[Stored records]
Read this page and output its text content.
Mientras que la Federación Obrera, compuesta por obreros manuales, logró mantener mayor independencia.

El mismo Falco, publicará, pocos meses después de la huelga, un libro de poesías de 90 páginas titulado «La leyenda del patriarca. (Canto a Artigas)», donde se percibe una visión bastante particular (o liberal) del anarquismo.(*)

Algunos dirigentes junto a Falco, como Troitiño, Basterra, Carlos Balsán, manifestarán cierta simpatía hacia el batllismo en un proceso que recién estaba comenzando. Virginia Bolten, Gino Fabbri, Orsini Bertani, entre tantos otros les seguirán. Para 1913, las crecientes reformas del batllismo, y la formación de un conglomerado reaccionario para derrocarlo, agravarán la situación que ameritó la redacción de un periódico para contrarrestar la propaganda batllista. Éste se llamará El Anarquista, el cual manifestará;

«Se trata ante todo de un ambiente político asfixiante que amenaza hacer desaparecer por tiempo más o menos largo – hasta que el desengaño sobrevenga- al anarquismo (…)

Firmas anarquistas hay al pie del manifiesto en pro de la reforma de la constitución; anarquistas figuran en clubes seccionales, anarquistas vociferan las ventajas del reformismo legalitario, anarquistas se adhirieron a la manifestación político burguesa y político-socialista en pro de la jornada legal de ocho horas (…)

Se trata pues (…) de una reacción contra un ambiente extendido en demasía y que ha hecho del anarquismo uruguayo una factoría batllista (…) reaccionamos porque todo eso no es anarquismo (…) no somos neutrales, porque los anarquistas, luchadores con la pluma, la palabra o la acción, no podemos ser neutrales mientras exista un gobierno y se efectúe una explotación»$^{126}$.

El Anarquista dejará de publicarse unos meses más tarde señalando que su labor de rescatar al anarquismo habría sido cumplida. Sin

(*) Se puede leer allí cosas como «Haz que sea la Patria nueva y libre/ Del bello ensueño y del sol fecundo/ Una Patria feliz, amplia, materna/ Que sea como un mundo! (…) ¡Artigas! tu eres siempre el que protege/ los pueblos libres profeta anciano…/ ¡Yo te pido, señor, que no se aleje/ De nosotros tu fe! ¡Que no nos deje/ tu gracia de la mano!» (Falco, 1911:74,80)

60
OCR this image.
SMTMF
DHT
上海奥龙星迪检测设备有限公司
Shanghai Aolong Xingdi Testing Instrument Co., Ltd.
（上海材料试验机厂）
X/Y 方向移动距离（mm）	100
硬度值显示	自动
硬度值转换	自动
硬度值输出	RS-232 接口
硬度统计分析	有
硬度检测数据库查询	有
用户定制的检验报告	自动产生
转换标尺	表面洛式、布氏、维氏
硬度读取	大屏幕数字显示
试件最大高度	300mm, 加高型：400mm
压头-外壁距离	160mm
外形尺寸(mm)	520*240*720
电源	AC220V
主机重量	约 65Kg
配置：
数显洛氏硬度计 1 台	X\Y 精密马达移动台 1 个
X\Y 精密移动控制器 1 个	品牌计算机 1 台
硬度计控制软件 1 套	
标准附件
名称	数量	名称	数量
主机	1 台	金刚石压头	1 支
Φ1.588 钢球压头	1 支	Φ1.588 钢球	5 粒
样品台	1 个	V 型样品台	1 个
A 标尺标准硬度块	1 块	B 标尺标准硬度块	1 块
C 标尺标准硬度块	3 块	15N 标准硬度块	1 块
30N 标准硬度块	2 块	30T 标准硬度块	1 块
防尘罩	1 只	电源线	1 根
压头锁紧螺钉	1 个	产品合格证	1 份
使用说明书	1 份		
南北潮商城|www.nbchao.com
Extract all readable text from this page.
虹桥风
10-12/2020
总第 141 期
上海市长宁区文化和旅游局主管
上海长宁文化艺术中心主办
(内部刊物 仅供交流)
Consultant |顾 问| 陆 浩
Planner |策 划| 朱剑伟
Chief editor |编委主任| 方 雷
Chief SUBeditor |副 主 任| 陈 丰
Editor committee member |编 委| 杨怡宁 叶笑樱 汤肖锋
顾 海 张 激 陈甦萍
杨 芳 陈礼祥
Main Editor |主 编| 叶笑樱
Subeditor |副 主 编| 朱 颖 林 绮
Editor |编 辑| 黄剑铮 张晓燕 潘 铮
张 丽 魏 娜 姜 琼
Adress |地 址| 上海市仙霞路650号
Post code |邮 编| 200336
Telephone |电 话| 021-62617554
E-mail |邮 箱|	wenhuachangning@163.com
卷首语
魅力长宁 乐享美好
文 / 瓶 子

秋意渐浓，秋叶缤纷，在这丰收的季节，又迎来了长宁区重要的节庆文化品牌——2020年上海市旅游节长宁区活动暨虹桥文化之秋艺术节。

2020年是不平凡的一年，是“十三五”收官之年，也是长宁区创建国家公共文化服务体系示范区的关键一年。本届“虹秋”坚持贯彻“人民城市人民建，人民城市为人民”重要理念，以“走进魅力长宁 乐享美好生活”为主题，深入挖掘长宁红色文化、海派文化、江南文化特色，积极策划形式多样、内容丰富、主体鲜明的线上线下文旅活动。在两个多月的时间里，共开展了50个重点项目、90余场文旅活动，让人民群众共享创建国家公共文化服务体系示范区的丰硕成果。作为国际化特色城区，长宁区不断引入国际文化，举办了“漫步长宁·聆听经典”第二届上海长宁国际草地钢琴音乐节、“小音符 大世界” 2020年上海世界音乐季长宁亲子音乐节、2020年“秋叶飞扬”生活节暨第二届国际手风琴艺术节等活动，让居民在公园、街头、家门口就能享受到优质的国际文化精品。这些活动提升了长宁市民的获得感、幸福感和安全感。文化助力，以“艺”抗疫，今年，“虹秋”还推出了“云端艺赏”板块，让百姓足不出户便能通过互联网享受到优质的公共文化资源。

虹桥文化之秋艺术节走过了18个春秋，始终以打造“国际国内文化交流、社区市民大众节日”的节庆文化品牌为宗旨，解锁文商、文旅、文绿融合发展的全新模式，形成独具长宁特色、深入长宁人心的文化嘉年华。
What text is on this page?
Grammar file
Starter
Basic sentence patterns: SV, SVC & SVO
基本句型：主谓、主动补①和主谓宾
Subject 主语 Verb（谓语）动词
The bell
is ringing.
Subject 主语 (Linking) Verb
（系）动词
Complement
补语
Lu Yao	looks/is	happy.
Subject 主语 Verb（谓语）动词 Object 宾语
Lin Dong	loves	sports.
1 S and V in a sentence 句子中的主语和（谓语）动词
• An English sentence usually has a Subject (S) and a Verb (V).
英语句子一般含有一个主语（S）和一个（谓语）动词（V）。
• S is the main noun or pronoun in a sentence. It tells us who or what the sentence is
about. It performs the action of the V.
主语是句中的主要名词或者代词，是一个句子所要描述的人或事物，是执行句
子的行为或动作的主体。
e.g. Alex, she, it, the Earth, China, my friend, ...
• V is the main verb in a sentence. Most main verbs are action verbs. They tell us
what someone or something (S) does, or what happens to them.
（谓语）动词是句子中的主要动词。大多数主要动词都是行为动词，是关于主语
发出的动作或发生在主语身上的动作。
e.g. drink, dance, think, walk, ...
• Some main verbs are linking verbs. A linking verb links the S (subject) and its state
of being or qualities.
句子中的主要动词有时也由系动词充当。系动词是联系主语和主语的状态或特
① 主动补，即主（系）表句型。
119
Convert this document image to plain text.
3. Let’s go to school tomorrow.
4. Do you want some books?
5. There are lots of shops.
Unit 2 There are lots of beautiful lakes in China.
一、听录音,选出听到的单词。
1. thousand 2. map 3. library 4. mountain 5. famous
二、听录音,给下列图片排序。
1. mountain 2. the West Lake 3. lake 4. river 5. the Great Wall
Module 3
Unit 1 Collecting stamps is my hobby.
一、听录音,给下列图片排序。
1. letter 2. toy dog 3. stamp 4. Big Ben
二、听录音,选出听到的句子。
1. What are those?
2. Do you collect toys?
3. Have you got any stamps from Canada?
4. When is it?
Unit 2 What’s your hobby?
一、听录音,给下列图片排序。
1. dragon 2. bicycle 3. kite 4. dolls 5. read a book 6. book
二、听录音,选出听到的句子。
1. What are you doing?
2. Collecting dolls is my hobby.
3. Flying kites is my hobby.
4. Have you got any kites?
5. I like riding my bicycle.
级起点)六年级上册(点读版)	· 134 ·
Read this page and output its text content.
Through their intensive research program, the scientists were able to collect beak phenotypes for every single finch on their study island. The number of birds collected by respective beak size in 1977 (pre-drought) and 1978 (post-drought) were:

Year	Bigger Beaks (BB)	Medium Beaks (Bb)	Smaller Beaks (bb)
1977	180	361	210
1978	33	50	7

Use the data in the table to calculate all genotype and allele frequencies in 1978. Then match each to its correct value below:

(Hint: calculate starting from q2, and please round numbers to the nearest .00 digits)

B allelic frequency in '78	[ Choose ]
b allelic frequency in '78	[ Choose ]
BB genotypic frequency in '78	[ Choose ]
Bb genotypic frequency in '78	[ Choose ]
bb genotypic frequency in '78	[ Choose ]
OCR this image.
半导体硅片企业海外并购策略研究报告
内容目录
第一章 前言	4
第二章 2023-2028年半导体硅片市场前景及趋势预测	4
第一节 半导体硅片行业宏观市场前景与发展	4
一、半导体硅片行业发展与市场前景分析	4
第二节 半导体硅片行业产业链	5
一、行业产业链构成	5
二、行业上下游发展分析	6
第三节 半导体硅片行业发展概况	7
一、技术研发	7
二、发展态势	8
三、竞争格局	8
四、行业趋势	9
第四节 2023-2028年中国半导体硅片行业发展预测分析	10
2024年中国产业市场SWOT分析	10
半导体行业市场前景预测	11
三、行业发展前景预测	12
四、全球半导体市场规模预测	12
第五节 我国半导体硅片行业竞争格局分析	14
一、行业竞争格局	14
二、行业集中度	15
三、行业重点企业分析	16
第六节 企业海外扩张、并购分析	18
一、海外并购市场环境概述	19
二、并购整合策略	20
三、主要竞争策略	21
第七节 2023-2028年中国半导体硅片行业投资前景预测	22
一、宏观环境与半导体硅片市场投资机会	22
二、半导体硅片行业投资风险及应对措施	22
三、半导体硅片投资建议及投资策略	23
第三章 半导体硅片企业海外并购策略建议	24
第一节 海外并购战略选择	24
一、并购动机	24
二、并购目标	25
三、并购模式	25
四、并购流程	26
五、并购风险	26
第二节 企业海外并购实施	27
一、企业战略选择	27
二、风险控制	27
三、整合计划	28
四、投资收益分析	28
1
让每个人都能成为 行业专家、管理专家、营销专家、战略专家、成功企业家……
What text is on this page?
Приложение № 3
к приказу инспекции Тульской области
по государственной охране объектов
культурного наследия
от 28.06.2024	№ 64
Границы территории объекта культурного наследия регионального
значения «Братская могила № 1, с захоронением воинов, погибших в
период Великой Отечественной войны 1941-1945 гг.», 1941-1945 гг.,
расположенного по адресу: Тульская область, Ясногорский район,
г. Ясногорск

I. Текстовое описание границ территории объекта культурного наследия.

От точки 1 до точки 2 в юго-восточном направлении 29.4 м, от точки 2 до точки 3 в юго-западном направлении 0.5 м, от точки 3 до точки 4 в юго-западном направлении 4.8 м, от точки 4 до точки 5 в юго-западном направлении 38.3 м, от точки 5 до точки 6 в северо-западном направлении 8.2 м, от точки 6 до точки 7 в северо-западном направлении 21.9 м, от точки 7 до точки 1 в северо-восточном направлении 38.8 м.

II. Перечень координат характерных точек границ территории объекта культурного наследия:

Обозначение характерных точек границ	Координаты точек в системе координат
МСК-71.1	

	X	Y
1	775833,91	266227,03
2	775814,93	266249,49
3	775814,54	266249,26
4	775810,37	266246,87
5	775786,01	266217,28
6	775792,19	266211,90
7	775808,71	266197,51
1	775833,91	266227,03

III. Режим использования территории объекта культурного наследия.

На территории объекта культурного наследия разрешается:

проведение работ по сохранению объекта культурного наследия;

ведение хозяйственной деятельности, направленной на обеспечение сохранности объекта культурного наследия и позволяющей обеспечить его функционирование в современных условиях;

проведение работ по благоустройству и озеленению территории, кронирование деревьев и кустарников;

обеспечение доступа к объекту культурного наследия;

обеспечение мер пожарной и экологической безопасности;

## [Directive]
Identify every line above that includes the word "Chief", and show those lines.

## [Solution to this exercise]
Chief editor |编委主任| 方 雷
Chief SUBeditor |副 主 任| 陈 丰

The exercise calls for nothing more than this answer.